━━━ Exercise input

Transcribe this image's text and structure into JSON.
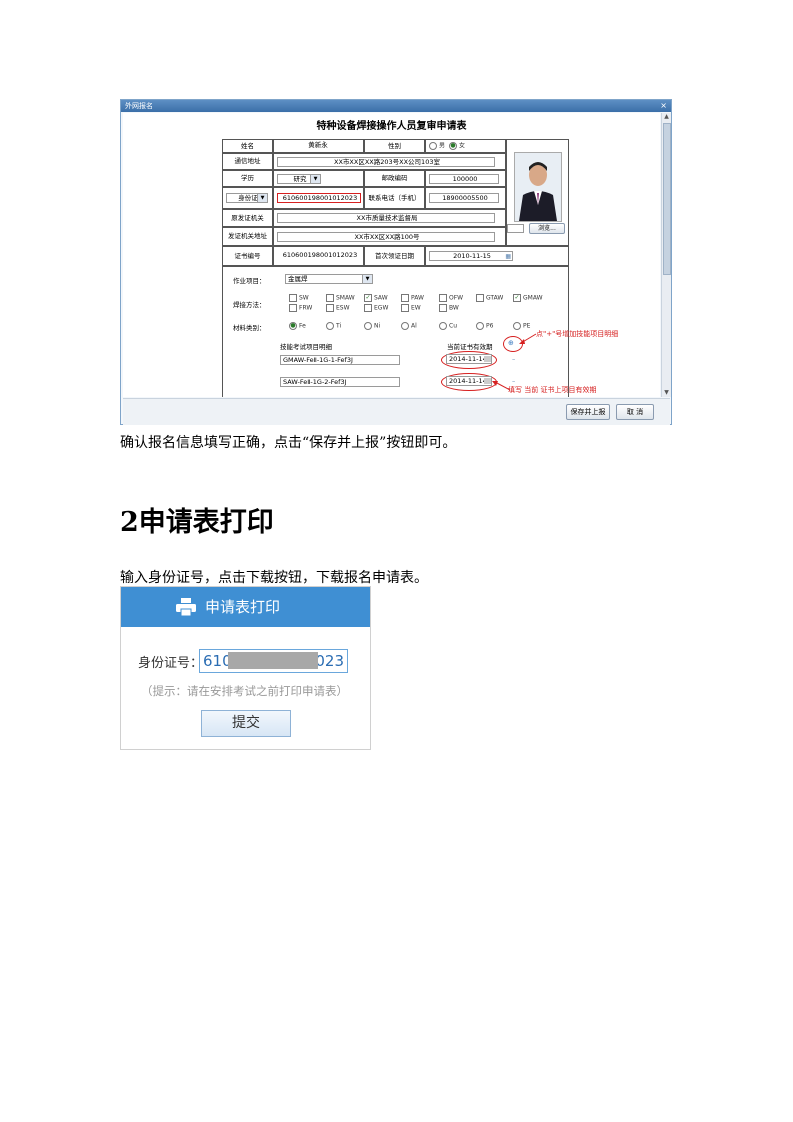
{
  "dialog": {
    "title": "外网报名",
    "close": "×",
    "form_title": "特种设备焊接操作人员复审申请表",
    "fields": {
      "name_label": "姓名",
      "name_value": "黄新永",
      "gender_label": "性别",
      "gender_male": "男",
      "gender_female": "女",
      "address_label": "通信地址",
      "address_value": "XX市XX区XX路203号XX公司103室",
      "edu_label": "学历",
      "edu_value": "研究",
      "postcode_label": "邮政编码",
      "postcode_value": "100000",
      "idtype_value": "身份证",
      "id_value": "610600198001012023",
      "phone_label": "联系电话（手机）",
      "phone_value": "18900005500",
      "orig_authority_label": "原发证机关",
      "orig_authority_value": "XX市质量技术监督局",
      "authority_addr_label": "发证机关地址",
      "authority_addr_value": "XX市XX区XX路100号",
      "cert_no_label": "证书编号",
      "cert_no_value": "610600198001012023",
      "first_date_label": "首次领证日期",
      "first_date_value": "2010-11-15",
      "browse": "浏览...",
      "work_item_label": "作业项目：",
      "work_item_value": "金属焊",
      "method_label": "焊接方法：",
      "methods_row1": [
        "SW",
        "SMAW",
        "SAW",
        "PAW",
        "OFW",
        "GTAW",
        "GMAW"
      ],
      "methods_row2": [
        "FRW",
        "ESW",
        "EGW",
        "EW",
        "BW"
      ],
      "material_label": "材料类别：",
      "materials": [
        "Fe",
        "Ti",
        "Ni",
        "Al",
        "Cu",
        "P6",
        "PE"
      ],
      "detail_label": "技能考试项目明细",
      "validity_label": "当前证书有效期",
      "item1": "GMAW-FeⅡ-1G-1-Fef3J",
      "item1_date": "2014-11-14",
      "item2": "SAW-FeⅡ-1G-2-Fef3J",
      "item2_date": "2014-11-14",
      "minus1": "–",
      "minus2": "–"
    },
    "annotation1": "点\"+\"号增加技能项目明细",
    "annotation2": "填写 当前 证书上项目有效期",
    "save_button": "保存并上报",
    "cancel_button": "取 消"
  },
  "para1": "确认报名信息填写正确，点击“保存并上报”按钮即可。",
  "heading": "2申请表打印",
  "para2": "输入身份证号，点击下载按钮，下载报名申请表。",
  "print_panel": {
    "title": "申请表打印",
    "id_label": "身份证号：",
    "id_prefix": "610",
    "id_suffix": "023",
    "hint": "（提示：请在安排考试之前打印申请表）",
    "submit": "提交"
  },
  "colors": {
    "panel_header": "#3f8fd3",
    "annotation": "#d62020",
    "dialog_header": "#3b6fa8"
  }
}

━━━━━━
━━━ Exercise input

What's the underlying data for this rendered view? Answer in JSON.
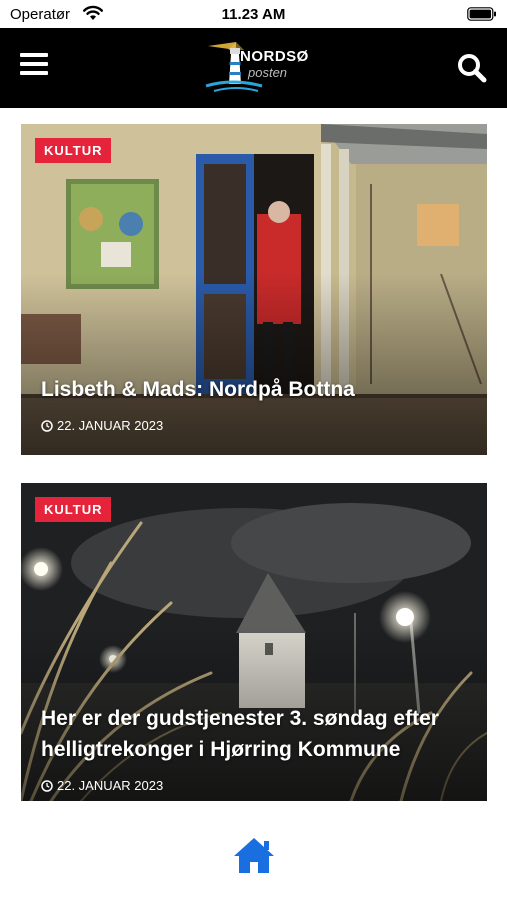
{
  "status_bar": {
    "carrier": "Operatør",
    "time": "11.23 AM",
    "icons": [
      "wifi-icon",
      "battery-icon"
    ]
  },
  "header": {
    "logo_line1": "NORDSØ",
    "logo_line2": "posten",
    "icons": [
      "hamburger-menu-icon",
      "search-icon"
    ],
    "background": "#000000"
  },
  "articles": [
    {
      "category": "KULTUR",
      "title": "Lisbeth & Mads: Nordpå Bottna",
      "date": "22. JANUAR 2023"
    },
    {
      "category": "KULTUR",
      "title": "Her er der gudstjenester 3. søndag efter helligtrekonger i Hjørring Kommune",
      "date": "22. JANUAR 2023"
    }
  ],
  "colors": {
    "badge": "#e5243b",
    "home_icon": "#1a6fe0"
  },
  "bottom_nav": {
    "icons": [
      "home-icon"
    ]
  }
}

━━━━━━

## Exercise aim
Using the listing above, return all lines where the word "保存并上报" occurs.

## Reply
    "save_button": "保存并上报",
  "para1": "确认报名信息填写正确，点击“保存并上报”按钮即可。",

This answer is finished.